[DATASET start]

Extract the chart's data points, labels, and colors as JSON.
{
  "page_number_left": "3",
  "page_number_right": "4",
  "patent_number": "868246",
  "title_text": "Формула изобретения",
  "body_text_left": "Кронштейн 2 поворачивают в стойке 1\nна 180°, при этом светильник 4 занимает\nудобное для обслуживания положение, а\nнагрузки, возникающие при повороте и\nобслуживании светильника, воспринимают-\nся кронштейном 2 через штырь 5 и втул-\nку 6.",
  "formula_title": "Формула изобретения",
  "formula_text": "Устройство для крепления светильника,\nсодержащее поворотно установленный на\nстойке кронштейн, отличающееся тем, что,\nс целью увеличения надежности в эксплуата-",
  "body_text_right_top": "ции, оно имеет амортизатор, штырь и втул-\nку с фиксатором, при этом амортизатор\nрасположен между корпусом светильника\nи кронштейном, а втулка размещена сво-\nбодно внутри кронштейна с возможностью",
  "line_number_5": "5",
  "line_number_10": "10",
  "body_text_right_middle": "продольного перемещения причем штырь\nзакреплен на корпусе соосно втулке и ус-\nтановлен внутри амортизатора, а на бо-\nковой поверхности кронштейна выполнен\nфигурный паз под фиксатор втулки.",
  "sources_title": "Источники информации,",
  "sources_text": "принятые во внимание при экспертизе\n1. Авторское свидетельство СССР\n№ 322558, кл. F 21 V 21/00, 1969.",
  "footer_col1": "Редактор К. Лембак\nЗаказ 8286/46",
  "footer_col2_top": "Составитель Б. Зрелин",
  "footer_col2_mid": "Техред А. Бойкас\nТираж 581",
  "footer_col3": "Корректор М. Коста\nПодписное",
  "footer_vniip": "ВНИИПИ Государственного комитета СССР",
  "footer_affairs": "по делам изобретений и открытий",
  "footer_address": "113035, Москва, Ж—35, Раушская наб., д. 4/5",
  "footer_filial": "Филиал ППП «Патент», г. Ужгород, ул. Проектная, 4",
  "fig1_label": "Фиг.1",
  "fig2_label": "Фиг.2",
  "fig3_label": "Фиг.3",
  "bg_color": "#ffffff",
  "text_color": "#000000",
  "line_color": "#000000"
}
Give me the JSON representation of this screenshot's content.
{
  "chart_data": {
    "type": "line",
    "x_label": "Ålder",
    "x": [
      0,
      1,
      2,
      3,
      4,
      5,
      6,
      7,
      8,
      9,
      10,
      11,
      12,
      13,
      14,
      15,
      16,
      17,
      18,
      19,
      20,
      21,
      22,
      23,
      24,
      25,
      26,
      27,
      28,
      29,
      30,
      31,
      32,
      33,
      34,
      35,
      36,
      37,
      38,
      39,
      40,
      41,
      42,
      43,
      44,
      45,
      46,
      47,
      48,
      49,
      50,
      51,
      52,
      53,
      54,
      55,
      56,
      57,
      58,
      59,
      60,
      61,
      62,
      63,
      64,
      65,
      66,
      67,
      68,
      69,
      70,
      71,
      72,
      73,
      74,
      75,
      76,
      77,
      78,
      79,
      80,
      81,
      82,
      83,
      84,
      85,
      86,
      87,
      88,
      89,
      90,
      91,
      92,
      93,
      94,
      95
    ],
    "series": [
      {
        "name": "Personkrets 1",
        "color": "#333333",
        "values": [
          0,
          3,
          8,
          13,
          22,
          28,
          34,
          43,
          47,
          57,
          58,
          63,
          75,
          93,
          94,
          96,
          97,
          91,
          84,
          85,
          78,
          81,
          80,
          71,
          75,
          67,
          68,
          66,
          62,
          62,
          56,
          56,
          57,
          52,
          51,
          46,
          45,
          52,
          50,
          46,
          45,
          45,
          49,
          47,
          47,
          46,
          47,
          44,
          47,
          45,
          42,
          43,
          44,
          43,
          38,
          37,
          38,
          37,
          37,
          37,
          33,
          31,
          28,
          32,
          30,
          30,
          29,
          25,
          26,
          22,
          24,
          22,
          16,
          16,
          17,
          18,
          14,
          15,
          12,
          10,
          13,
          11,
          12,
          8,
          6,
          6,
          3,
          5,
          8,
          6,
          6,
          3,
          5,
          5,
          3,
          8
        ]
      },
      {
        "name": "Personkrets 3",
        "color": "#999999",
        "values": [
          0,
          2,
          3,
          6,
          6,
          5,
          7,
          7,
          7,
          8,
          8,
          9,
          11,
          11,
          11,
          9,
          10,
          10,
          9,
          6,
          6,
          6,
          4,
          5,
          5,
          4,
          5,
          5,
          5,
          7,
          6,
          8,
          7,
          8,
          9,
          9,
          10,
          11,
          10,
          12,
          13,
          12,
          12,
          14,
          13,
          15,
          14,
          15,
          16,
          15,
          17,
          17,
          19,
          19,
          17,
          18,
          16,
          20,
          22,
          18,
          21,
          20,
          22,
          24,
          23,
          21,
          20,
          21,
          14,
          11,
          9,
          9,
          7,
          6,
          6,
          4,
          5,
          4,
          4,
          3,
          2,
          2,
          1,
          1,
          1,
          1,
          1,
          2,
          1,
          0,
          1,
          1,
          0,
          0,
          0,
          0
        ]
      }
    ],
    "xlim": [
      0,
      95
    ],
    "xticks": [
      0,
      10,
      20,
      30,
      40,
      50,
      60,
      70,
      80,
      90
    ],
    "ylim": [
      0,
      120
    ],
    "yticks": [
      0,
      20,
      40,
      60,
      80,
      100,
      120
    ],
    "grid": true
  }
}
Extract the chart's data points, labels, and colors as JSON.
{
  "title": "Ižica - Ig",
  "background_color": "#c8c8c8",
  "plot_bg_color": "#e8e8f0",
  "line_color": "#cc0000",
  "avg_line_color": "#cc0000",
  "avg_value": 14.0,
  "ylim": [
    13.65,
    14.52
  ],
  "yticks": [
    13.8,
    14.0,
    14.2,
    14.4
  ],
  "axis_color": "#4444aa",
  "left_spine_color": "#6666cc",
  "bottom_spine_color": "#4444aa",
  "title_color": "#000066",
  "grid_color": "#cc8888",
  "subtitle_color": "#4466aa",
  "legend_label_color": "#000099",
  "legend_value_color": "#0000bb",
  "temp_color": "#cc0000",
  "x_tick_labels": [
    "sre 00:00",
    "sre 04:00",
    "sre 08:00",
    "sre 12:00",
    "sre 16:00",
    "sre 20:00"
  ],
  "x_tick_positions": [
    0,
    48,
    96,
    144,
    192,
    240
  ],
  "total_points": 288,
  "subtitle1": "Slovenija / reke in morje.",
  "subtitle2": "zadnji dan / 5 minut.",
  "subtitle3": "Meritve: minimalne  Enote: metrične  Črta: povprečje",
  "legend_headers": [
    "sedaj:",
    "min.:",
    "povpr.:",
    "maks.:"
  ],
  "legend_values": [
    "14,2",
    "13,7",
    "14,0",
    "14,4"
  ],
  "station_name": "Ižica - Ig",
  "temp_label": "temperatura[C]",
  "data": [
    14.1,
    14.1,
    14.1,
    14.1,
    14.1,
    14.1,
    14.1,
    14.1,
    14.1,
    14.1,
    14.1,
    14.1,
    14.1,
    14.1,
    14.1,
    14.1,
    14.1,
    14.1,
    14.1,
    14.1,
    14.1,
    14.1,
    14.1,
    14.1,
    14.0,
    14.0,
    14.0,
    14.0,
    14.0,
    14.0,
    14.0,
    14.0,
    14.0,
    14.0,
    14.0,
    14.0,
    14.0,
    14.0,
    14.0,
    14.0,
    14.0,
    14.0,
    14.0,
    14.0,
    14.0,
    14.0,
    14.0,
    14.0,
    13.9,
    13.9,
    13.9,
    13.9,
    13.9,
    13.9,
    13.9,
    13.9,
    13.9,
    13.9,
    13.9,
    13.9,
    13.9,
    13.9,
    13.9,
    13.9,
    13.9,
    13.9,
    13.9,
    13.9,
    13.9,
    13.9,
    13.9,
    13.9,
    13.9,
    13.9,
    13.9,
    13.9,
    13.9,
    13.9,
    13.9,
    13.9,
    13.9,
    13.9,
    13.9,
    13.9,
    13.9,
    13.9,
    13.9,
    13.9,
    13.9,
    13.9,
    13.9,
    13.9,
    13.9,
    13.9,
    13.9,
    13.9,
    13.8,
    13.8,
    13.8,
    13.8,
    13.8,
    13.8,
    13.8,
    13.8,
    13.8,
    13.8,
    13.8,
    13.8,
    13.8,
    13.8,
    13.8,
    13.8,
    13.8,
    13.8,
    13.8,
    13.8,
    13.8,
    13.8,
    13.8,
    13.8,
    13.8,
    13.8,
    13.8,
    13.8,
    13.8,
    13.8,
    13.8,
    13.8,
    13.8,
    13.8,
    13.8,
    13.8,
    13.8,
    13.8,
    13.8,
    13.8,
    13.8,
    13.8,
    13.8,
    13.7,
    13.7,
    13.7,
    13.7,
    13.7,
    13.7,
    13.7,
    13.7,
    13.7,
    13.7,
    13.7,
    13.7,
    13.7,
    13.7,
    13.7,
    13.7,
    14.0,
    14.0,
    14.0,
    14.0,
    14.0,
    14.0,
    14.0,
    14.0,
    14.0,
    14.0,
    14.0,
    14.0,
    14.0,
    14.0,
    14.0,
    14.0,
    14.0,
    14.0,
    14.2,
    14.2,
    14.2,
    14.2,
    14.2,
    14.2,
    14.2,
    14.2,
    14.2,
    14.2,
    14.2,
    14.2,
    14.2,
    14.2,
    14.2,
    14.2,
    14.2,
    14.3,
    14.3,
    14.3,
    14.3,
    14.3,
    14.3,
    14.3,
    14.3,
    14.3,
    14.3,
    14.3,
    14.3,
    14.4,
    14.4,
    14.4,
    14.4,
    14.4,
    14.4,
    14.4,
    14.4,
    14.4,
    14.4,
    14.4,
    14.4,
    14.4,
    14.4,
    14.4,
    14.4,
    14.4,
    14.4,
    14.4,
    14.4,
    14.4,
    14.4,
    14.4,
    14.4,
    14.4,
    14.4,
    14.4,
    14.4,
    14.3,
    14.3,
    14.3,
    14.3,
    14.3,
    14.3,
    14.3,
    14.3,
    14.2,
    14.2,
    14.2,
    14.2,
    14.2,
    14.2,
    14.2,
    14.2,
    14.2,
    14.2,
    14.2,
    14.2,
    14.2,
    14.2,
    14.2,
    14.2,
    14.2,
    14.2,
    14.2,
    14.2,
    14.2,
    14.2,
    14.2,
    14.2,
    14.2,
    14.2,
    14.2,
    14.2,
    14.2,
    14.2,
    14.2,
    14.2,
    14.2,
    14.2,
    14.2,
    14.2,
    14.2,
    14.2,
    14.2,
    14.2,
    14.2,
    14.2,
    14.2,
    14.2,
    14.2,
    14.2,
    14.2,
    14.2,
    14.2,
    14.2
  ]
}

[DATASET end]

## TASK REQUIREMENTS
Scan the listing above and copy all lines containing the word "СССР".

## EXERCISE SOLUTION
  "sources_text": "принятые во внимание при экспертизе\n1. Авторское свидетельство СССР\n№ 322558, кл. F 21 V 21/00, 1969.",
  "footer_vniip": "ВНИИПИ Государственного комитета СССР",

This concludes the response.